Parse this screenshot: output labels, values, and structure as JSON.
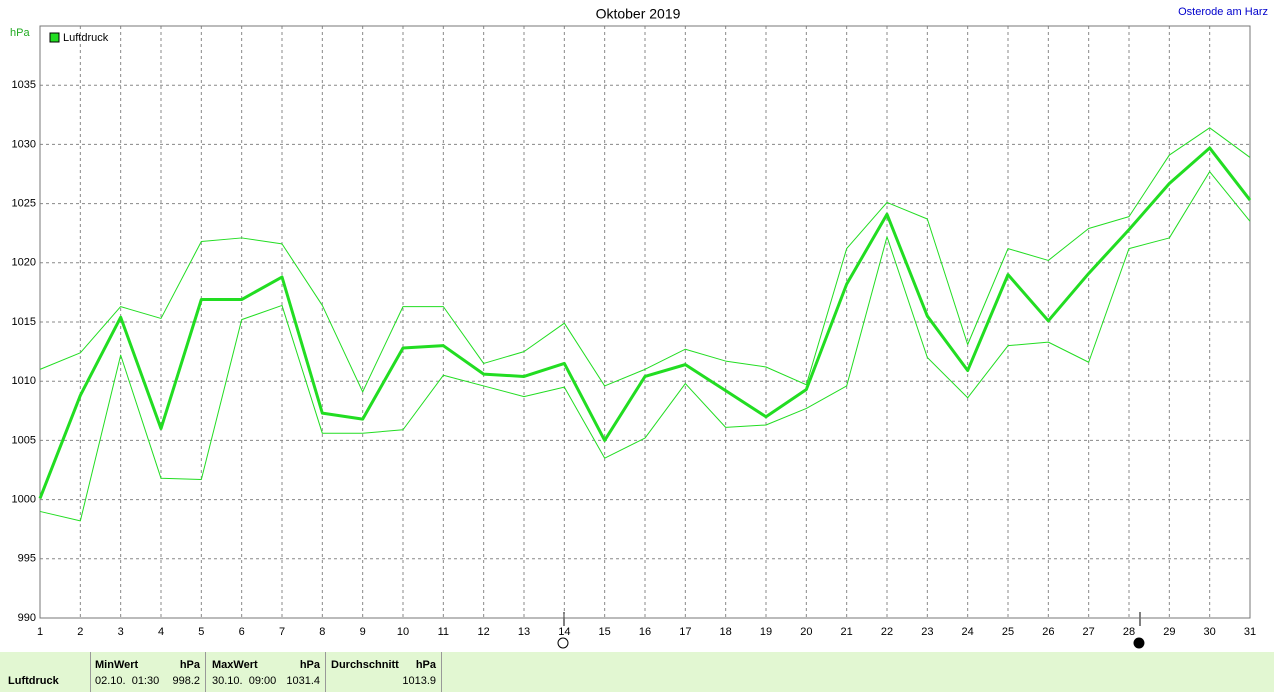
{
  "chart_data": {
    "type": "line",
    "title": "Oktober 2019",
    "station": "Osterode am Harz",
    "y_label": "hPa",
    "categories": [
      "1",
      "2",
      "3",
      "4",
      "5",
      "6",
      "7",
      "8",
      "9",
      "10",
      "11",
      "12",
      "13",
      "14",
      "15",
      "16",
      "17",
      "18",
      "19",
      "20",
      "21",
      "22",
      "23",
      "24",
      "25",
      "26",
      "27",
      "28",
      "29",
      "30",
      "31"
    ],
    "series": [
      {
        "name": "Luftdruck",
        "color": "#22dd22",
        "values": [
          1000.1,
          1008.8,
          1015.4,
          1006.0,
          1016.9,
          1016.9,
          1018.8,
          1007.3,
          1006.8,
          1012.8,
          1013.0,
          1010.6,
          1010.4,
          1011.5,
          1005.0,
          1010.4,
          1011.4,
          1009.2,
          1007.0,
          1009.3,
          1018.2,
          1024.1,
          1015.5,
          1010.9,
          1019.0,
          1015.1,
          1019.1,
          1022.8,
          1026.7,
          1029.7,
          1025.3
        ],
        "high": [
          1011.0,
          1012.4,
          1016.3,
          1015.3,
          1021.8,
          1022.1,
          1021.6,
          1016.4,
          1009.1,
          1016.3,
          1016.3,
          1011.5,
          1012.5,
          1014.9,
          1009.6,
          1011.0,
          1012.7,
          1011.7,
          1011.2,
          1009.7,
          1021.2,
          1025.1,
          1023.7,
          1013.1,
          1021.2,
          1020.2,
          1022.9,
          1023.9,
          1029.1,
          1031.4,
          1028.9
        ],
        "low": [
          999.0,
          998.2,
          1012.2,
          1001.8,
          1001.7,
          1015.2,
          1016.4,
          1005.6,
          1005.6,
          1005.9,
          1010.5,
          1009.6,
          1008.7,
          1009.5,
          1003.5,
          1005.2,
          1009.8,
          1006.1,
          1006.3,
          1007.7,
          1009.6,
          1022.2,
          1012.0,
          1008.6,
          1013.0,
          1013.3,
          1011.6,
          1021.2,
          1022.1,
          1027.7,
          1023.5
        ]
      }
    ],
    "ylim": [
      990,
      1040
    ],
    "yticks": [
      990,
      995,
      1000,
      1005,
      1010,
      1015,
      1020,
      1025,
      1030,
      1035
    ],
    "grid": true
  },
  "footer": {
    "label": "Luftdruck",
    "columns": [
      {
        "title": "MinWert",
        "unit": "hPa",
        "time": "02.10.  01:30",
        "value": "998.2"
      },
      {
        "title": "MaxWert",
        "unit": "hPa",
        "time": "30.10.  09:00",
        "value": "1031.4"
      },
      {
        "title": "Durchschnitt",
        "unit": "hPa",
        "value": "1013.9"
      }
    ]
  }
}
++++++
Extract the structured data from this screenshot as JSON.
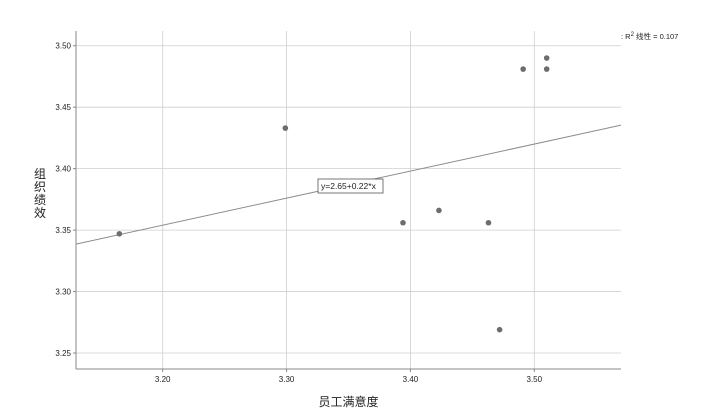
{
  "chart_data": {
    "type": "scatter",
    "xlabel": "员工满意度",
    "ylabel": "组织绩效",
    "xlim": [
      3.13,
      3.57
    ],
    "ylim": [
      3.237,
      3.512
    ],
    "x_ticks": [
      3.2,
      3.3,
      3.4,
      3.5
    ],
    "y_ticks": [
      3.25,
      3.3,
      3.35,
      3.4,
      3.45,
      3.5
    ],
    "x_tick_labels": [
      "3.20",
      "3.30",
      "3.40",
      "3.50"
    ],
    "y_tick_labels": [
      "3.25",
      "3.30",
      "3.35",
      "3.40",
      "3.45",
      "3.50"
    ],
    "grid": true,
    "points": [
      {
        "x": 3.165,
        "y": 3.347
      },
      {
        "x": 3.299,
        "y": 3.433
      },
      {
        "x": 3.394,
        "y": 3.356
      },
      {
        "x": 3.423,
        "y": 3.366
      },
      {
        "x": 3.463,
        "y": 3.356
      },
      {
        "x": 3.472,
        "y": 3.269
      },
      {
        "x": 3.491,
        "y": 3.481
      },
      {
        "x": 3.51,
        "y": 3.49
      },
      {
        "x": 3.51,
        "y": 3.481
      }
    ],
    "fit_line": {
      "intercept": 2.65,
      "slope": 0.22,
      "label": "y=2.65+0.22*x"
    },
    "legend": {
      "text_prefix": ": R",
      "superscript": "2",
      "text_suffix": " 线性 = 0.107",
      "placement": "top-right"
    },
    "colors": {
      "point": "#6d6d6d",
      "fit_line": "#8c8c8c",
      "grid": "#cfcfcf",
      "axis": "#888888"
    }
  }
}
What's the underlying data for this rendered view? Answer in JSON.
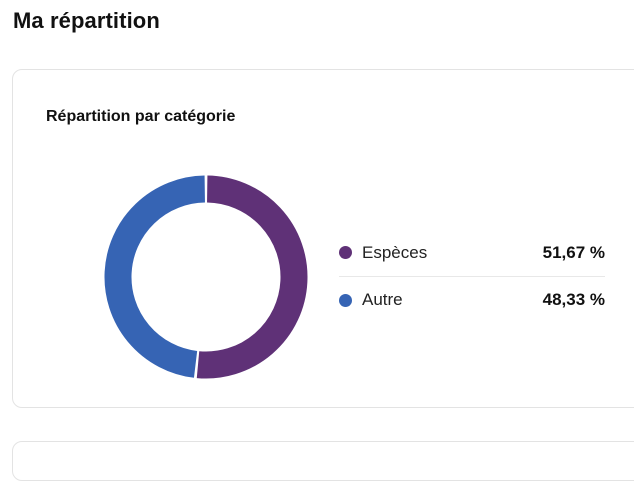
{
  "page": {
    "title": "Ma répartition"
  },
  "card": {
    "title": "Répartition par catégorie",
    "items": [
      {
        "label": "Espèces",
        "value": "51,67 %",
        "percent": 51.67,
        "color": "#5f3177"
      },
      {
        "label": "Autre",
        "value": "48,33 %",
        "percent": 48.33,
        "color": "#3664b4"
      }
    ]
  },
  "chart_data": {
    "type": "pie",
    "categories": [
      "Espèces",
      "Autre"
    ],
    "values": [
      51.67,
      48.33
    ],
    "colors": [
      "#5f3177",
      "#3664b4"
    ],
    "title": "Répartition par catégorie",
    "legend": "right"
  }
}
++++++
Stated exercise: Pull every line containing the word "JSON" out of the entries above.

Result:
Parse this screenshot: output labels, values, and structure as JSON.
Extract the structured data from this screenshot as JSON.
What's the underlying data for this rendered view? Answer in JSON.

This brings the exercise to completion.